Collection entries:
↓↓↓
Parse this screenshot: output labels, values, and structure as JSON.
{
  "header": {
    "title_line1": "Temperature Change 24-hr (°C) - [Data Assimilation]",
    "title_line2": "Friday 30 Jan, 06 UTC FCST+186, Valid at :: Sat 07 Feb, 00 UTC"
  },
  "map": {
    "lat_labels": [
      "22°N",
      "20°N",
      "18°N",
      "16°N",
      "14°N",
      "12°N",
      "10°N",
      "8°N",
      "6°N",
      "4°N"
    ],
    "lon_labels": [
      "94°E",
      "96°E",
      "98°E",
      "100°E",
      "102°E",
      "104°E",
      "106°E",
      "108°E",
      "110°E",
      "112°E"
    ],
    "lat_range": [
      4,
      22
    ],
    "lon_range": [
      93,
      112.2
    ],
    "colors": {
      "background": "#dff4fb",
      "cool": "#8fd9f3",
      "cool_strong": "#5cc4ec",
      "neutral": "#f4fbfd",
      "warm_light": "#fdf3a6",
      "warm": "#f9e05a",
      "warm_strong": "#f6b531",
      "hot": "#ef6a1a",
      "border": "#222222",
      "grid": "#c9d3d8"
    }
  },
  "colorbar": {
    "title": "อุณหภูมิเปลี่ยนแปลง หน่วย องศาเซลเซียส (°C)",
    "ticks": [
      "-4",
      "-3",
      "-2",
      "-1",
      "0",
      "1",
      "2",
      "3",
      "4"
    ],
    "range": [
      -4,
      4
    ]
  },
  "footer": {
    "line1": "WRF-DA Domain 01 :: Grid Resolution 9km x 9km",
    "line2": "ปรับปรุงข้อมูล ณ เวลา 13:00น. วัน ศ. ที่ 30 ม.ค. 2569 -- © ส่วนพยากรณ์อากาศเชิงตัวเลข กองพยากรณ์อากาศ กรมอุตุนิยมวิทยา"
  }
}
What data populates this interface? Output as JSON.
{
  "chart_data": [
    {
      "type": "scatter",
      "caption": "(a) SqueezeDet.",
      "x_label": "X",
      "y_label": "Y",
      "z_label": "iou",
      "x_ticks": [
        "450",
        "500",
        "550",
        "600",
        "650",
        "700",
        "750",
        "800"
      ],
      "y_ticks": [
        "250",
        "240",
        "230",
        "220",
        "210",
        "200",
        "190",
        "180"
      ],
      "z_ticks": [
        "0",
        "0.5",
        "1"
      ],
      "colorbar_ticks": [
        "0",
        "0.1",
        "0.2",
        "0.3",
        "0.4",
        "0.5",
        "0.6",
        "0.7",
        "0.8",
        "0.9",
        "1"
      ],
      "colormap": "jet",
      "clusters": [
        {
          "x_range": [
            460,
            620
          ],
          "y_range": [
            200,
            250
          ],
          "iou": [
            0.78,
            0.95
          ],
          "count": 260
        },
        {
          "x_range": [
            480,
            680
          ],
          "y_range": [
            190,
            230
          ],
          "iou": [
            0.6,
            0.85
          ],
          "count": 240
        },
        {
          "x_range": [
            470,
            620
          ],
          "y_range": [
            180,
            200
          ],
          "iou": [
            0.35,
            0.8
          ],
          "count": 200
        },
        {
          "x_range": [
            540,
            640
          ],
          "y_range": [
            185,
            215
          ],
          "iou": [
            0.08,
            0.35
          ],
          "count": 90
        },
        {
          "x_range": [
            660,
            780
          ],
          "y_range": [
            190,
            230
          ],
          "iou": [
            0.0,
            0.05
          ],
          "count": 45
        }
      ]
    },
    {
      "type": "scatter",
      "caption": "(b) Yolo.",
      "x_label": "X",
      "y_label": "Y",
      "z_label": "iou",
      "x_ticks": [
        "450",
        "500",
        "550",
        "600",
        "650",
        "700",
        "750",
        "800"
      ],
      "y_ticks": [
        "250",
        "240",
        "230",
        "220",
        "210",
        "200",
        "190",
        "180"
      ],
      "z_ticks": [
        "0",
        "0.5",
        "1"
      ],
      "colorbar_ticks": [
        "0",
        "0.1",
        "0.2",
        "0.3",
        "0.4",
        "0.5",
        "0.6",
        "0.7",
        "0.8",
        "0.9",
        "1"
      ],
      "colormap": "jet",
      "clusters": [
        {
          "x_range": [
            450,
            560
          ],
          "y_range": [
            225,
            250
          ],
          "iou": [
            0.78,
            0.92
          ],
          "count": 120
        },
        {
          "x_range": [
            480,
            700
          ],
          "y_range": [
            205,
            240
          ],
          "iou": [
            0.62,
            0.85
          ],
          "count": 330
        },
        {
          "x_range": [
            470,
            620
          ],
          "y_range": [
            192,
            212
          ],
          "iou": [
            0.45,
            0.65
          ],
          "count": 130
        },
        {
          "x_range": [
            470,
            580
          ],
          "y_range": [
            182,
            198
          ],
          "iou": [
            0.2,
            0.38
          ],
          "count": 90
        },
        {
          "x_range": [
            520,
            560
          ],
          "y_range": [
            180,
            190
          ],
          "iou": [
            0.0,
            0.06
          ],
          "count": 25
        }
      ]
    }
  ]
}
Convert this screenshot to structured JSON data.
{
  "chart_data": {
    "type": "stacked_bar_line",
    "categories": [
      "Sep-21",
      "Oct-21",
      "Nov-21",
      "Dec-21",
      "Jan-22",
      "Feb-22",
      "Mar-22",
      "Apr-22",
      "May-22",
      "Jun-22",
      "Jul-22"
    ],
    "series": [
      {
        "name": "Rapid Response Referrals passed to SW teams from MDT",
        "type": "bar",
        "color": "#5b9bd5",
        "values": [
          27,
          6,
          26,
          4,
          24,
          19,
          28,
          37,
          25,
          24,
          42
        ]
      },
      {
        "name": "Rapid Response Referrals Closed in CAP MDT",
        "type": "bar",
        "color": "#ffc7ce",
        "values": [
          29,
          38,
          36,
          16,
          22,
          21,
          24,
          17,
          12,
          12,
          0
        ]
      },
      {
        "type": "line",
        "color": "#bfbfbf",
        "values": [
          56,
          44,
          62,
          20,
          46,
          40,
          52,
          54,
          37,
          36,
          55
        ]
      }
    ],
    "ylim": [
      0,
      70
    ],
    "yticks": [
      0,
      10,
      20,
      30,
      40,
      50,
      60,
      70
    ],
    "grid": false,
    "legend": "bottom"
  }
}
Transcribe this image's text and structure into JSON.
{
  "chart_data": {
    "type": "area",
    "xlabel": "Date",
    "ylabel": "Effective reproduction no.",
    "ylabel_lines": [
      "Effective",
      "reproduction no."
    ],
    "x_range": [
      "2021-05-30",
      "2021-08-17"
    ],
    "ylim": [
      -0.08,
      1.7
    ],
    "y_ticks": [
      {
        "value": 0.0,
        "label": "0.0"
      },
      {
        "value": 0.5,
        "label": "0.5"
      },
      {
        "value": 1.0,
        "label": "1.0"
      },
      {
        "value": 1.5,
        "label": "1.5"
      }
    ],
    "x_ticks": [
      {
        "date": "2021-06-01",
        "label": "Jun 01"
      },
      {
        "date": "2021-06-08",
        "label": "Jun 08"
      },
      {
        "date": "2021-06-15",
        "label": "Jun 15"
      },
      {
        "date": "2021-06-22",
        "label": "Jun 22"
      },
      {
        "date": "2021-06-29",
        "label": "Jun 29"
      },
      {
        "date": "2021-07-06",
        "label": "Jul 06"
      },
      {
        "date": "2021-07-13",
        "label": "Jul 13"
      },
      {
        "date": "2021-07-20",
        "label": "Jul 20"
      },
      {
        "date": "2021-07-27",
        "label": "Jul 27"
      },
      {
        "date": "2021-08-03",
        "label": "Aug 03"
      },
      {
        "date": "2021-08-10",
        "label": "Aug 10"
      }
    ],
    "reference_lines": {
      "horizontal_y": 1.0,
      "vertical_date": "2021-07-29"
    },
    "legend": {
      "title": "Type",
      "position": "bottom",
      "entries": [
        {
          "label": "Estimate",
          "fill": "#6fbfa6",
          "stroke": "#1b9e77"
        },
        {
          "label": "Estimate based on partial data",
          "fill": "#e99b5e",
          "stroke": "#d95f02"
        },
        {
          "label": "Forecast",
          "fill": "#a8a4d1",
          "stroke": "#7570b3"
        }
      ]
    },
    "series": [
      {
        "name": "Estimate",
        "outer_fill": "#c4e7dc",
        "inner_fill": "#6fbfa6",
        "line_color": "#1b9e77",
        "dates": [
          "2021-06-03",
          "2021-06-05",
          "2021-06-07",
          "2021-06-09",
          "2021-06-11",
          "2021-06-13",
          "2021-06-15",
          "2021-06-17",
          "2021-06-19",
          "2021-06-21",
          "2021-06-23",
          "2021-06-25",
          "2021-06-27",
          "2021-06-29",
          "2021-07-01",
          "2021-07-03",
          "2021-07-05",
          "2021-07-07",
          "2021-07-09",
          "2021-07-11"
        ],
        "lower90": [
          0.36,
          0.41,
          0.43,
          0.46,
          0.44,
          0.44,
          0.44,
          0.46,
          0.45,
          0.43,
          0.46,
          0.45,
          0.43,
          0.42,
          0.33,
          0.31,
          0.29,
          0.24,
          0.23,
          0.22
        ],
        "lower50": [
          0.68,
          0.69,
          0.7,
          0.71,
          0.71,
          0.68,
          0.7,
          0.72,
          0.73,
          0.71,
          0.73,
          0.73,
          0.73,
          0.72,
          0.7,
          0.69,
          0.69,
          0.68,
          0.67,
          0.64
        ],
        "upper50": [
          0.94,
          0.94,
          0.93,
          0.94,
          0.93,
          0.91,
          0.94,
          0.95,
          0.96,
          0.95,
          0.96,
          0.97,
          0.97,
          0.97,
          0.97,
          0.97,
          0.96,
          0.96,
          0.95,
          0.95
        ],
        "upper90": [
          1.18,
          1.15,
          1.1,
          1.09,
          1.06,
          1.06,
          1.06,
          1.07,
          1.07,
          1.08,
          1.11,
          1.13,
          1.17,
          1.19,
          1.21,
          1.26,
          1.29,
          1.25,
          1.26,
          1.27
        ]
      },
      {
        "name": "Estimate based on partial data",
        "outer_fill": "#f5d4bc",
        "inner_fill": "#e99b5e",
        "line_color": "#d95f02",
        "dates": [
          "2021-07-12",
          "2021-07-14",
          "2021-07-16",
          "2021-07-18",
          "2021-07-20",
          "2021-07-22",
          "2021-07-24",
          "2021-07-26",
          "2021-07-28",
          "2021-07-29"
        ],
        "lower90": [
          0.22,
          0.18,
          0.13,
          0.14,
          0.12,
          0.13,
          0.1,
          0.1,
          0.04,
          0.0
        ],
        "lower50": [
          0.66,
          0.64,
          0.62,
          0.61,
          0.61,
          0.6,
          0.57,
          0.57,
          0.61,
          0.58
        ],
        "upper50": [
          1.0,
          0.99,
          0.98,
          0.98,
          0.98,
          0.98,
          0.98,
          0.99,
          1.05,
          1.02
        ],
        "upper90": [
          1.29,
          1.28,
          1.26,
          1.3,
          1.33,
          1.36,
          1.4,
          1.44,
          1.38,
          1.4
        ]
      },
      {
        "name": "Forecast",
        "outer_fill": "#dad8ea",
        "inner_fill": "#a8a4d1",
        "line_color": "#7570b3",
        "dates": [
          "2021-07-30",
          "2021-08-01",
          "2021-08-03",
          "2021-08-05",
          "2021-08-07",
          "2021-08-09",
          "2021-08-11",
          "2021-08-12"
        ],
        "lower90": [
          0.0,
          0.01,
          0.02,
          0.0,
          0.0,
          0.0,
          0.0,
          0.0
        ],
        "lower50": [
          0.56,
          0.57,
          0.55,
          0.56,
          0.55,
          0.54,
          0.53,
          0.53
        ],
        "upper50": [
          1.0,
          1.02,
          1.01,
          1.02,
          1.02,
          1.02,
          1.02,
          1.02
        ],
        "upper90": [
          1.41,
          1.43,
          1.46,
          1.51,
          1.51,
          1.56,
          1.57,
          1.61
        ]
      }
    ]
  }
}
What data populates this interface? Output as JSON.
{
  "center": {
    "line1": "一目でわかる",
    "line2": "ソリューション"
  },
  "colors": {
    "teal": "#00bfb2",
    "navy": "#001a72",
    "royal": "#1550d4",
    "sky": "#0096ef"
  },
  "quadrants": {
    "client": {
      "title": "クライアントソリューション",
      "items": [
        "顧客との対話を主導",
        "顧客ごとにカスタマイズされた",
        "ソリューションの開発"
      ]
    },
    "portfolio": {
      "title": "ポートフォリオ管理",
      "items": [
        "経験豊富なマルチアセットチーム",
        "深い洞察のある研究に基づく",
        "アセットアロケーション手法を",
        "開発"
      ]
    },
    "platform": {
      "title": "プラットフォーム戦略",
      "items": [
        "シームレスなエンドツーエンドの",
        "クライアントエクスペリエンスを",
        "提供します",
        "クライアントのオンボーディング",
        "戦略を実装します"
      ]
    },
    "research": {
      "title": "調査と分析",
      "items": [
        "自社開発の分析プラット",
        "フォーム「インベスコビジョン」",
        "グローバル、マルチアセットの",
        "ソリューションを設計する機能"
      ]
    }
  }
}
↑↑↑
**Exercise aim**
Scan the material above and determine how many lines include the word "screenshot"; report only the number.

**Answer to this task**
2